Short exercise 1 >> Copy the records verbatim, starting at their first line and ending with the line that contains "section-heading-wholesale-price: 4、蔬菜批发价总体呈逐年下降趋势，季节变化趋于平缓。 —", including that line.

:: Selection

Then there’s the whole question of Arthur carrying the cross for 3 days. Arthur skeptics have argued that it’s the kind of fabulous detail which makes the whole entry suspect. But it’s also been pointed out that the Welsh word scuid (‘shoulder’), is very close to the Welsh word for ‘shield’, which is scuit. So someone copying the entry into the Annales could easily have written the one for other, in which case the document would originally have said that Arthur had a cross on his shield. Perhaps Arthur made religion a rallying point in his battles with the Saxons. Maybe he was seeking to emulate the great Christian Emperor Constantine, who ordered his soldiers to paint crosses on their shields. And Constantine was from Roman Britain, so it would make sense that a later Christian general might try to emulate him.
And it’s also been pointed out that every other character mentioned in the Annales is a reliably historical figure, making the historicity of Arthur and Modred a little more likely. Whoever compiled the Annales clearly thought Arthur was a genuine historical figure.
There is one other 9th century work, produced just after 800 and so a little earlier than the Annales, which mentions Arthur. This is a work called the Historia Brittonum, or History of the Britons, attributed to a monk named Nennius. According to Nennius, Arthur fought 12 battles against the Saxons, at locations around Britain. Nennius seems to be getting his information from an earlier, now lost, poem about Arthur, which shows that he was using earlier sources, but poetry is more liable to fantastic details than prose. According to Nennius, “The eighth battle was in Fort Guinnon, in which Arthur carried the image of St Mary, ever virgin, on his shoulders and the pagans were turned to flight that day and a great slaughter was upon them through the virtue of our Our Lord Jesus Christ and through the virtue of St Mary the Virgin his mother.” “The twelfth battle was on Mt Badon, in which 960 men fell in one day from one charge by Arthur, and no one overthrew them except himself alone.” So here again we have Arthur the victor at Badon, but this time the detail about carrying the cross on his shoulders has become carrying an image of the virgin, and in a different battle. And at Badon, Arthur is said to have single-handedly killed 960 men.

::::

Short exercise 2 >> Please repeat the Arthur passage word for word from "And it’s also" to "genuine historical figure.".

:: Supplied material

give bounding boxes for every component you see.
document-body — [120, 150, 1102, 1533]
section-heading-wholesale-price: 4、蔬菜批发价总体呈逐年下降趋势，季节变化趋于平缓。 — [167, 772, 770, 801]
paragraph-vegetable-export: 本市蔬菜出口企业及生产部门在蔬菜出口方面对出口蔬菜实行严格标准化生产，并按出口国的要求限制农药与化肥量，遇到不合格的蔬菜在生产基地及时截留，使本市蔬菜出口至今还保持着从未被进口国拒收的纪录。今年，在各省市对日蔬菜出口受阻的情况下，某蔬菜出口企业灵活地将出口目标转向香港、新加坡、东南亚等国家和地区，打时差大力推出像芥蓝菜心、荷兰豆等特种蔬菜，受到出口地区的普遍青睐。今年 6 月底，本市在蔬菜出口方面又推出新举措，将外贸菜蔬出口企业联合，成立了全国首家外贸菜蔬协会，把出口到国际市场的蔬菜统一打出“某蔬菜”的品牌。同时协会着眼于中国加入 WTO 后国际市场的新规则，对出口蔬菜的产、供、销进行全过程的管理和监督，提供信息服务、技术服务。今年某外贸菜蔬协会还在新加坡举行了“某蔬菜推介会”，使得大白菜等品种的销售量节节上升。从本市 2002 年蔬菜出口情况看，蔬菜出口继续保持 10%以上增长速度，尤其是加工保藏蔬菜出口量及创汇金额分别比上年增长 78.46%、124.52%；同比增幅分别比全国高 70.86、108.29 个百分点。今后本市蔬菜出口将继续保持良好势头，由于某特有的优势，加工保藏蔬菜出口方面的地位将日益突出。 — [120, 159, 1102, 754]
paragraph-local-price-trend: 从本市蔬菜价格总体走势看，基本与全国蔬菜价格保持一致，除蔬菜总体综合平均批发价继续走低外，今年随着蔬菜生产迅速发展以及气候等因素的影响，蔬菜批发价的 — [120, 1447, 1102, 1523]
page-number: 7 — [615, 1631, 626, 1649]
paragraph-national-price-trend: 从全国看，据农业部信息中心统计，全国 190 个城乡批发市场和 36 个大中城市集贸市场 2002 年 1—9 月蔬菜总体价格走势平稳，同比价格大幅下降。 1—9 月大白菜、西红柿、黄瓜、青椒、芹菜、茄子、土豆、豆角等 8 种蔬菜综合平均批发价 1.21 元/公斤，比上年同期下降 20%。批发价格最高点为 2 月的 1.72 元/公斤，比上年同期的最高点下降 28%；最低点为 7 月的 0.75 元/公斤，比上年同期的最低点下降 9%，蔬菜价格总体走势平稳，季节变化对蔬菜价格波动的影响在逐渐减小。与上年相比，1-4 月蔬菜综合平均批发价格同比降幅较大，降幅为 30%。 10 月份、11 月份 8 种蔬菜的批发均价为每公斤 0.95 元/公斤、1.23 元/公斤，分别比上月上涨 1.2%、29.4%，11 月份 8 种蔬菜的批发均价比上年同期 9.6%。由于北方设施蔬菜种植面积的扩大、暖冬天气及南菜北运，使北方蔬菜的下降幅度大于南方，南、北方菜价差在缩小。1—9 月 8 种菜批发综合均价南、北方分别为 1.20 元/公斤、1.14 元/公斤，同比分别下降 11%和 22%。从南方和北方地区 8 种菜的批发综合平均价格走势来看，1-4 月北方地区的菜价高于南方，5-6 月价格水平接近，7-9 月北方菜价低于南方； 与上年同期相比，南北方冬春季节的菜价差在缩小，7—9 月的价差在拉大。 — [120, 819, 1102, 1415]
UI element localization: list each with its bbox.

::::

Correct output 1 >>
give bounding boxes for every component you see.
document-body — [120, 150, 1102, 1533]
section-heading-wholesale-price: 4、蔬菜批发价总体呈逐年下降趋势，季节变化趋于平缓。 — [167, 772, 770, 801]

Correct output 2 >>
And it’s also been pointed out that every other character mentioned in the Annales is a reliably historical figure, making the historicity of Arthur and Modred a little more likely. Whoever compiled the Annales clearly thought Arthur was a genuine historical figure.